### Exercise
Transcribe every line exactly. Leave the pictures behind.

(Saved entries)
•••

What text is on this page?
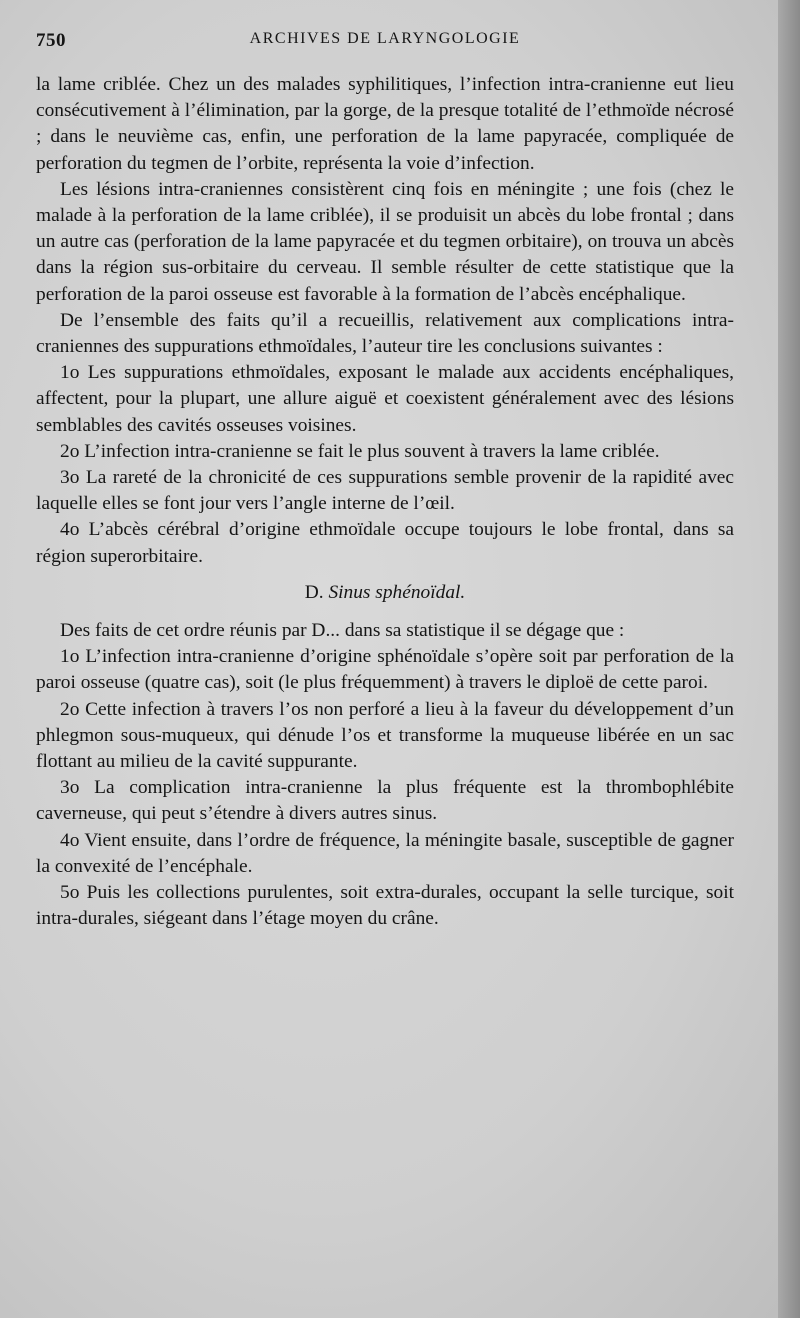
750	ARCHIVES DE LARYNGOLOGIE

la lame criblée. Chez un des malades syphilitiques, l’infection intra-cranienne eut lieu consécutivement à l’élimination, par la gorge, de la presque totalité de l’ethmoïde nécrosé ; dans le neuvième cas, enfin, une perforation de la lame papyracée, compliquée de perforation du tegmen de l’orbite, représenta la voie d’infection.

Les lésions intra-craniennes consistèrent cinq fois en méningite ; une fois (chez le malade à la perforation de la lame criblée), il se produisit un abcès du lobe frontal ; dans un autre cas (perforation de la lame papyracée et du tegmen orbitaire), on trouva un abcès dans la région sus-orbitaire du cerveau. Il semble résulter de cette statistique que la perforation de la paroi osseuse est favorable à la formation de l’abcès encéphalique.

De l’ensemble des faits qu’il a recueillis, relativement aux complications intra-craniennes des suppurations ethmoïdales, l’auteur tire les conclusions suivantes :

1o Les suppurations ethmoïdales, exposant le malade aux accidents encéphaliques, affectent, pour la plupart, une allure aiguë et coexistent généralement avec des lésions semblables des cavités osseuses voisines.

2o L’infection intra-cranienne se fait le plus souvent à travers la lame criblée.

3o La rareté de la chronicité de ces suppurations semble provenir de la rapidité avec laquelle elles se font jour vers l’angle interne de l’œil.

4o L’abcès cérébral d’origine ethmoïdale occupe toujours le lobe frontal, dans sa région superorbitaire.

D. Sinus sphénoïdal.

Des faits de cet ordre réunis par D... dans sa statistique il se dégage que :

1o L’infection intra-cranienne d’origine sphénoïdale s’opère soit par perforation de la paroi osseuse (quatre cas), soit (le plus fréquemment) à travers le diploë de cette paroi.

2o Cette infection à travers l’os non perforé a lieu à la faveur du développement d’un phlegmon sous-muqueux, qui dénude l’os et transforme la muqueuse libérée en un sac flottant au milieu de la cavité suppurante.

3o La complication intra-cranienne la plus fréquente est la thrombophlébite caverneuse, qui peut s’étendre à divers autres sinus.

4o Vient ensuite, dans l’ordre de fréquence, la méningite basale, susceptible de gagner la convexité de l’encéphale.

5o Puis les collections purulentes, soit extra-durales, occupant la selle turcique, soit intra-durales, siégeant dans l’étage moyen du crâne.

•••

### Response to the exercise
What text is on this page?
750	ARCHIVES DE LARYNGOLOGIE

la lame criblée. Chez un des malades syphilitiques, l’infection intra-cranienne eut lieu consécutivement à l’élimination, par la gorge, de la presque totalité de l’ethmoïde nécrosé ; dans le neuvième cas, enfin, une perforation de la lame papyracée, compliquée de perforation du tegmen de l’orbite, représenta la voie d’infection.

Les lésions intra-craniennes consistèrent cinq fois en méningite ; une fois (chez le malade à la perforation de la lame criblée), il se produisit un abcès du lobe frontal ; dans un autre cas (perforation de la lame papyracée et du tegmen orbitaire), on trouva un abcès dans la région sus-orbitaire du cerveau. Il semble résulter de cette statistique que la perforation de la paroi osseuse est favorable à la formation de l’abcès encéphalique.

De l’ensemble des faits qu’il a recueillis, relativement aux complications intra-craniennes des suppurations ethmoïdales, l’auteur tire les conclusions suivantes :

1o Les suppurations ethmoïdales, exposant le malade aux accidents encéphaliques, affectent, pour la plupart, une allure aiguë et coexistent généralement avec des lésions semblables des cavités osseuses voisines.

2o L’infection intra-cranienne se fait le plus souvent à travers la lame criblée.

3o La rareté de la chronicité de ces suppurations semble provenir de la rapidité avec laquelle elles se font jour vers l’angle interne de l’œil.

4o L’abcès cérébral d’origine ethmoïdale occupe toujours le lobe frontal, dans sa région superorbitaire.

D. Sinus sphénoïdal.

Des faits de cet ordre réunis par D... dans sa statistique il se dégage que :

1o L’infection intra-cranienne d’origine sphénoïdale s’opère soit par perforation de la paroi osseuse (quatre cas), soit (le plus fréquemment) à travers le diploë de cette paroi.

2o Cette infection à travers l’os non perforé a lieu à la faveur du développement d’un phlegmon sous-muqueux, qui dénude l’os et transforme la muqueuse libérée en un sac flottant au milieu de la cavité suppurante.

3o La complication intra-cranienne la plus fréquente est la thrombophlébite caverneuse, qui peut s’étendre à divers autres sinus.

4o Vient ensuite, dans l’ordre de fréquence, la méningite basale, susceptible de gagner la convexité de l’encéphale.

5o Puis les collections purulentes, soit extra-durales, occupant la selle turcique, soit intra-durales, siégeant dans l’étage moyen du crâne.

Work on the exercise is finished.